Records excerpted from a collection
-- Begin --

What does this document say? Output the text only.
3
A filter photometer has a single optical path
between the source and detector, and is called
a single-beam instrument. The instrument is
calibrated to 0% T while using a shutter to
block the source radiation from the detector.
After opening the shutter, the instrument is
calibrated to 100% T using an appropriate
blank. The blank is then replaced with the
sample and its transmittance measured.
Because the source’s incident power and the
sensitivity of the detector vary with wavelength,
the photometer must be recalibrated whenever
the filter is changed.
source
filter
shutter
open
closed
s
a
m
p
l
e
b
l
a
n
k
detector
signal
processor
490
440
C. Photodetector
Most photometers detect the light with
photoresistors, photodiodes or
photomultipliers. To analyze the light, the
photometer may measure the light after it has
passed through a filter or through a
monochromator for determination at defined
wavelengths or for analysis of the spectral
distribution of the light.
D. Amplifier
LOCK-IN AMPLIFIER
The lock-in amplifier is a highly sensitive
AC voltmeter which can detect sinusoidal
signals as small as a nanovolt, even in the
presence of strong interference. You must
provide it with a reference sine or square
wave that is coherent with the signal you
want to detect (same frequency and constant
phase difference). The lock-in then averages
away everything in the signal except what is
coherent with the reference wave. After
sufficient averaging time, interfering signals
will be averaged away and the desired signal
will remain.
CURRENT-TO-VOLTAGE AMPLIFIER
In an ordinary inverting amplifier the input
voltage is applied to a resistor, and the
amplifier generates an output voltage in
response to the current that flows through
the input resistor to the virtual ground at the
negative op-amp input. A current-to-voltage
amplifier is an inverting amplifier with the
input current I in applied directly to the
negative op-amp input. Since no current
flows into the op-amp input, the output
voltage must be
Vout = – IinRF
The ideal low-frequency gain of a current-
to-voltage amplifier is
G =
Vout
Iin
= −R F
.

-- End --

#### WRITTEN TASK:
Output all of the material exactly as written.

#### RESULT BELOW:
What does this document say? Output the text only.
3
A filter photometer has a single optical path
between the source and detector, and is called
a single-beam instrument. The instrument is
calibrated to 0% T while using a shutter to
block the source radiation from the detector.
After opening the shutter, the instrument is
calibrated to 100% T using an appropriate
blank. The blank is then replaced with the
sample and its transmittance measured.
Because the source’s incident power and the
sensitivity of the detector vary with wavelength,
the photometer must be recalibrated whenever
the filter is changed.
source
filter
shutter
open
closed
s
a
m
p
l
e
b
l
a
n
k
detector
signal
processor
490
440
C. Photodetector
Most photometers detect the light with
photoresistors, photodiodes or
photomultipliers. To analyze the light, the
photometer may measure the light after it has
passed through a filter or through a
monochromator for determination at defined
wavelengths or for analysis of the spectral
distribution of the light.
D. Amplifier
LOCK-IN AMPLIFIER
The lock-in amplifier is a highly sensitive
AC voltmeter which can detect sinusoidal
signals as small as a nanovolt, even in the
presence of strong interference. You must
provide it with a reference sine or square
wave that is coherent with the signal you
want to detect (same frequency and constant
phase difference). The lock-in then averages
away everything in the signal except what is
coherent with the reference wave. After
sufficient averaging time, interfering signals
will be averaged away and the desired signal
will remain.
CURRENT-TO-VOLTAGE AMPLIFIER
In an ordinary inverting amplifier the input
voltage is applied to a resistor, and the
amplifier generates an output voltage in
response to the current that flows through
the input resistor to the virtual ground at the
negative op-amp input. A current-to-voltage
amplifier is an inverting amplifier with the
input current I in applied directly to the
negative op-amp input. Since no current
flows into the op-amp input, the output
voltage must be
Vout = – IinRF
The ideal low-frequency gain of a current-
to-voltage amplifier is
G =
Vout
Iin
= −R F
.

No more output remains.